◆ **Recorded data**:
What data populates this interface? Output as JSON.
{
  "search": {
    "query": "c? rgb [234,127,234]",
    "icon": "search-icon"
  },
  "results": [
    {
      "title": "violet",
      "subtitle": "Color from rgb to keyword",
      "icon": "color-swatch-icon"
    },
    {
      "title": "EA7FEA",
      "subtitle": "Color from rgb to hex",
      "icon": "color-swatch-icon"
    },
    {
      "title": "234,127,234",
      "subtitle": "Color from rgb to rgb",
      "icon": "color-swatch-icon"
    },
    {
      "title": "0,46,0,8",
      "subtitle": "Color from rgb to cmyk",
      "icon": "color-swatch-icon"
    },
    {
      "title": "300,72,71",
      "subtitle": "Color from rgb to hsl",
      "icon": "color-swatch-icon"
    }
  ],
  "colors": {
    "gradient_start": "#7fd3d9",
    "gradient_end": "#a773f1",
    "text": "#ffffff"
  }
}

◆ **Task statement**: Transcribe the data above in full, exactly.

◆ **Solution to the problem**:
What data populates this interface? Output as JSON.
{
  "search": {
    "query": "c? rgb [234,127,234]",
    "icon": "search-icon"
  },
  "results": [
    {
      "title": "violet",
      "subtitle": "Color from rgb to keyword",
      "icon": "color-swatch-icon"
    },
    {
      "title": "EA7FEA",
      "subtitle": "Color from rgb to hex",
      "icon": "color-swatch-icon"
    },
    {
      "title": "234,127,234",
      "subtitle": "Color from rgb to rgb",
      "icon": "color-swatch-icon"
    },
    {
      "title": "0,46,0,8",
      "subtitle": "Color from rgb to cmyk",
      "icon": "color-swatch-icon"
    },
    {
      "title": "300,72,71",
      "subtitle": "Color from rgb to hsl",
      "icon": "color-swatch-icon"
    }
  ],
  "colors": {
    "gradient_start": "#7fd3d9",
    "gradient_end": "#a773f1",
    "text": "#ffffff"
  }
}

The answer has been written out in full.